** BEGIN Information provided **
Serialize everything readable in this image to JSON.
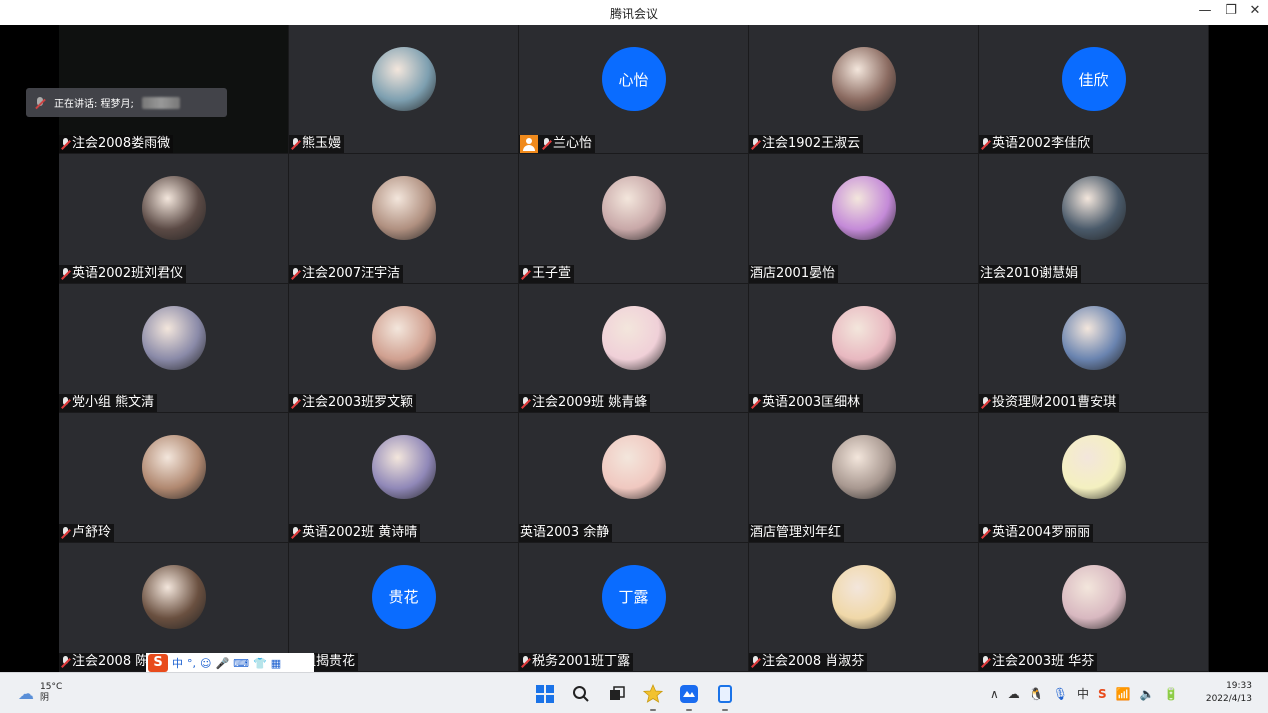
{
  "window": {
    "title": "腾讯会议",
    "controls": {
      "minimize": "—",
      "restore": "❐",
      "close": "✕"
    }
  },
  "speaking": {
    "label": "正在讲话: 程梦月;"
  },
  "participants": [
    {
      "name": "注会2008娄雨微",
      "muted": true,
      "video": true
    },
    {
      "name": "熊玉嫚",
      "muted": true,
      "avatar": "photo-avatar",
      "color": "#7d9fb0"
    },
    {
      "name": "兰心怡",
      "muted": true,
      "host": true,
      "avatar_text": "心怡"
    },
    {
      "name": "注会1902王淑云",
      "muted": true,
      "avatar": "photo-avatar",
      "color": "#8a6a60"
    },
    {
      "name": "英语2002李佳欣",
      "muted": true,
      "avatar_text": "佳欣"
    },
    {
      "name": "英语2002班刘君仪",
      "muted": true,
      "avatar": "photo-avatar",
      "color": "#5b4a45"
    },
    {
      "name": "注会2007汪宇洁",
      "muted": true,
      "avatar": "photo-avatar",
      "color": "#b09080"
    },
    {
      "name": "王子萱",
      "muted": true,
      "avatar": "photo-avatar",
      "color": "#c8a8a8"
    },
    {
      "name": "酒店2001晏怡",
      "muted": false,
      "avatar": "cartoon-avatar",
      "color": "#c48ad8"
    },
    {
      "name": "注会2010谢慧娟",
      "muted": false,
      "avatar": "photo-avatar",
      "color": "#4a5a6a"
    },
    {
      "name": "党小组 熊文清",
      "muted": true,
      "avatar": "photo-avatar",
      "color": "#8a8aa8"
    },
    {
      "name": "注会2003班罗文颖",
      "muted": true,
      "avatar": "photo-avatar",
      "color": "#d0a090"
    },
    {
      "name": "注会2009班 姚青蜂",
      "muted": true,
      "avatar": "cartoon-avatar",
      "color": "#f0d0d8"
    },
    {
      "name": "英语2003匡细林",
      "muted": true,
      "avatar": "cartoon-avatar",
      "color": "#e8b8c0"
    },
    {
      "name": "投资理财2001曹安琪",
      "muted": true,
      "avatar": "cartoon-avatar",
      "color": "#6a84b0"
    },
    {
      "name": "卢舒玲",
      "muted": true,
      "avatar": "photo-avatar",
      "color": "#b08870"
    },
    {
      "name": "英语2002班 黄诗晴",
      "muted": true,
      "avatar": "photo-avatar",
      "color": "#9088b8"
    },
    {
      "name": "英语2003 余静",
      "muted": false,
      "avatar": "cartoon-avatar",
      "color": "#f0c8c0"
    },
    {
      "name": "酒店管理刘年红",
      "muted": false,
      "avatar": "photo-avatar",
      "color": "#a89890"
    },
    {
      "name": "英语2004罗丽丽",
      "muted": true,
      "avatar": "cartoon-avatar",
      "color": "#f4f0c0"
    },
    {
      "name": "注会2008 陈",
      "muted": true,
      "avatar": "photo-avatar",
      "color": "#6a5040"
    },
    {
      "name": "小组揭贵花",
      "muted": false,
      "avatar_text": "贵花"
    },
    {
      "name": "税务2001班丁露",
      "muted": true,
      "avatar_text": "丁露"
    },
    {
      "name": "注会2008 肖淑芬",
      "muted": true,
      "avatar": "cartoon-avatar",
      "color": "#f0d8a8"
    },
    {
      "name": "注会2003班 华芬",
      "muted": true,
      "avatar": "cartoon-avatar",
      "color": "#d8b8c0"
    }
  ],
  "ime_toolbar": {
    "logo": "S",
    "mode": "中",
    "punct": "°,",
    "emoji": "☺",
    "voice": "🎤",
    "keyboard": "⌨",
    "skin": "👕",
    "grid": "▦"
  },
  "taskbar": {
    "weather_temp": "15°C",
    "weather_desc": "阴",
    "tray_lang": "中",
    "tray_chevron": "∧",
    "time": "19:33",
    "date": "2022/4/13"
  }
}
** END Information provided **
◆ Requirement
Restate each entry word for word, leaving out any pictures.

◆ Solution for this problem
Serialize everything readable in this image to JSON.
{
  "window": {
    "title": "腾讯会议",
    "controls": {
      "minimize": "—",
      "restore": "❐",
      "close": "✕"
    }
  },
  "speaking": {
    "label": "正在讲话: 程梦月;"
  },
  "participants": [
    {
      "name": "注会2008娄雨微",
      "muted": true,
      "video": true
    },
    {
      "name": "熊玉嫚",
      "muted": true,
      "avatar": "photo-avatar",
      "color": "#7d9fb0"
    },
    {
      "name": "兰心怡",
      "muted": true,
      "host": true,
      "avatar_text": "心怡"
    },
    {
      "name": "注会1902王淑云",
      "muted": true,
      "avatar": "photo-avatar",
      "color": "#8a6a60"
    },
    {
      "name": "英语2002李佳欣",
      "muted": true,
      "avatar_text": "佳欣"
    },
    {
      "name": "英语2002班刘君仪",
      "muted": true,
      "avatar": "photo-avatar",
      "color": "#5b4a45"
    },
    {
      "name": "注会2007汪宇洁",
      "muted": true,
      "avatar": "photo-avatar",
      "color": "#b09080"
    },
    {
      "name": "王子萱",
      "muted": true,
      "avatar": "photo-avatar",
      "color": "#c8a8a8"
    },
    {
      "name": "酒店2001晏怡",
      "muted": false,
      "avatar": "cartoon-avatar",
      "color": "#c48ad8"
    },
    {
      "name": "注会2010谢慧娟",
      "muted": false,
      "avatar": "photo-avatar",
      "color": "#4a5a6a"
    },
    {
      "name": "党小组 熊文清",
      "muted": true,
      "avatar": "photo-avatar",
      "color": "#8a8aa8"
    },
    {
      "name": "注会2003班罗文颖",
      "muted": true,
      "avatar": "photo-avatar",
      "color": "#d0a090"
    },
    {
      "name": "注会2009班 姚青蜂",
      "muted": true,
      "avatar": "cartoon-avatar",
      "color": "#f0d0d8"
    },
    {
      "name": "英语2003匡细林",
      "muted": true,
      "avatar": "cartoon-avatar",
      "color": "#e8b8c0"
    },
    {
      "name": "投资理财2001曹安琪",
      "muted": true,
      "avatar": "cartoon-avatar",
      "color": "#6a84b0"
    },
    {
      "name": "卢舒玲",
      "muted": true,
      "avatar": "photo-avatar",
      "color": "#b08870"
    },
    {
      "name": "英语2002班 黄诗晴",
      "muted": true,
      "avatar": "photo-avatar",
      "color": "#9088b8"
    },
    {
      "name": "英语2003 余静",
      "muted": false,
      "avatar": "cartoon-avatar",
      "color": "#f0c8c0"
    },
    {
      "name": "酒店管理刘年红",
      "muted": false,
      "avatar": "photo-avatar",
      "color": "#a89890"
    },
    {
      "name": "英语2004罗丽丽",
      "muted": true,
      "avatar": "cartoon-avatar",
      "color": "#f4f0c0"
    },
    {
      "name": "注会2008 陈",
      "muted": true,
      "avatar": "photo-avatar",
      "color": "#6a5040"
    },
    {
      "name": "小组揭贵花",
      "muted": false,
      "avatar_text": "贵花"
    },
    {
      "name": "税务2001班丁露",
      "muted": true,
      "avatar_text": "丁露"
    },
    {
      "name": "注会2008 肖淑芬",
      "muted": true,
      "avatar": "cartoon-avatar",
      "color": "#f0d8a8"
    },
    {
      "name": "注会2003班 华芬",
      "muted": true,
      "avatar": "cartoon-avatar",
      "color": "#d8b8c0"
    }
  ],
  "ime_toolbar": {
    "logo": "S",
    "mode": "中",
    "punct": "°,",
    "emoji": "☺",
    "voice": "🎤",
    "keyboard": "⌨",
    "skin": "👕",
    "grid": "▦"
  },
  "taskbar": {
    "weather_temp": "15°C",
    "weather_desc": "阴",
    "tray_lang": "中",
    "tray_chevron": "∧",
    "time": "19:33",
    "date": "2022/4/13"
  }
}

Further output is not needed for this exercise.